*Given instruction*
Output all of the records exactly as written.
··· Data for this task
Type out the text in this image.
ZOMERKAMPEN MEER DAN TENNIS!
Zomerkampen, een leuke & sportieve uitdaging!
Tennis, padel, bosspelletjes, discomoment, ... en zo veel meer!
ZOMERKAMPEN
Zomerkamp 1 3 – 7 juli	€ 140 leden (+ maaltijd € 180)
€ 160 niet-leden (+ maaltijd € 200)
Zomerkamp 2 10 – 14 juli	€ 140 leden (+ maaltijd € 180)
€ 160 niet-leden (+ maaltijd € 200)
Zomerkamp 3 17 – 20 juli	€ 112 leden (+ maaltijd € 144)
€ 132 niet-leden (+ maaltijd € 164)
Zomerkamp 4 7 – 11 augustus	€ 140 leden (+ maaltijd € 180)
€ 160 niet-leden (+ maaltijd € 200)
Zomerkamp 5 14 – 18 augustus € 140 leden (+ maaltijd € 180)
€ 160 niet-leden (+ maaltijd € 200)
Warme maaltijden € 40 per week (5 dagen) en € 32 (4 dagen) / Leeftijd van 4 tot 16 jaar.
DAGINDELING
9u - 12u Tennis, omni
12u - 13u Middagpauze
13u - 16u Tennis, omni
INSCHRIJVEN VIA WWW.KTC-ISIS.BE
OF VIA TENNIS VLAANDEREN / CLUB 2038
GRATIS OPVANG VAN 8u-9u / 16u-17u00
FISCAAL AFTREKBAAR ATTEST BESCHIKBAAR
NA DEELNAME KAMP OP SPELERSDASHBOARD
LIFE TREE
······
*Answer below*
Type out the text in this image.
ZOMERKAMPEN MEER DAN TENNIS!
Zomerkampen, een leuke & sportieve uitdaging!
Tennis, padel, bosspelletjes, discomoment, ... en zo veel meer!
ZOMERKAMPEN
Zomerkamp 1 3 – 7 juli	€ 140 leden (+ maaltijd € 180)
€ 160 niet-leden (+ maaltijd € 200)
Zomerkamp 2 10 – 14 juli	€ 140 leden (+ maaltijd € 180)
€ 160 niet-leden (+ maaltijd € 200)
Zomerkamp 3 17 – 20 juli	€ 112 leden (+ maaltijd € 144)
€ 132 niet-leden (+ maaltijd € 164)
Zomerkamp 4 7 – 11 augustus	€ 140 leden (+ maaltijd € 180)
€ 160 niet-leden (+ maaltijd € 200)
Zomerkamp 5 14 – 18 augustus € 140 leden (+ maaltijd € 180)
€ 160 niet-leden (+ maaltijd € 200)
Warme maaltijden € 40 per week (5 dagen) en € 32 (4 dagen) / Leeftijd van 4 tot 16 jaar.
DAGINDELING
9u - 12u Tennis, omni
12u - 13u Middagpauze
13u - 16u Tennis, omni
INSCHRIJVEN VIA WWW.KTC-ISIS.BE
OF VIA TENNIS VLAANDEREN / CLUB 2038
GRATIS OPVANG VAN 8u-9u / 16u-17u00
FISCAAL AFTREKBAAR ATTEST BESCHIKBAAR
NA DEELNAME KAMP OP SPELERSDASHBOARD
LIFE TREE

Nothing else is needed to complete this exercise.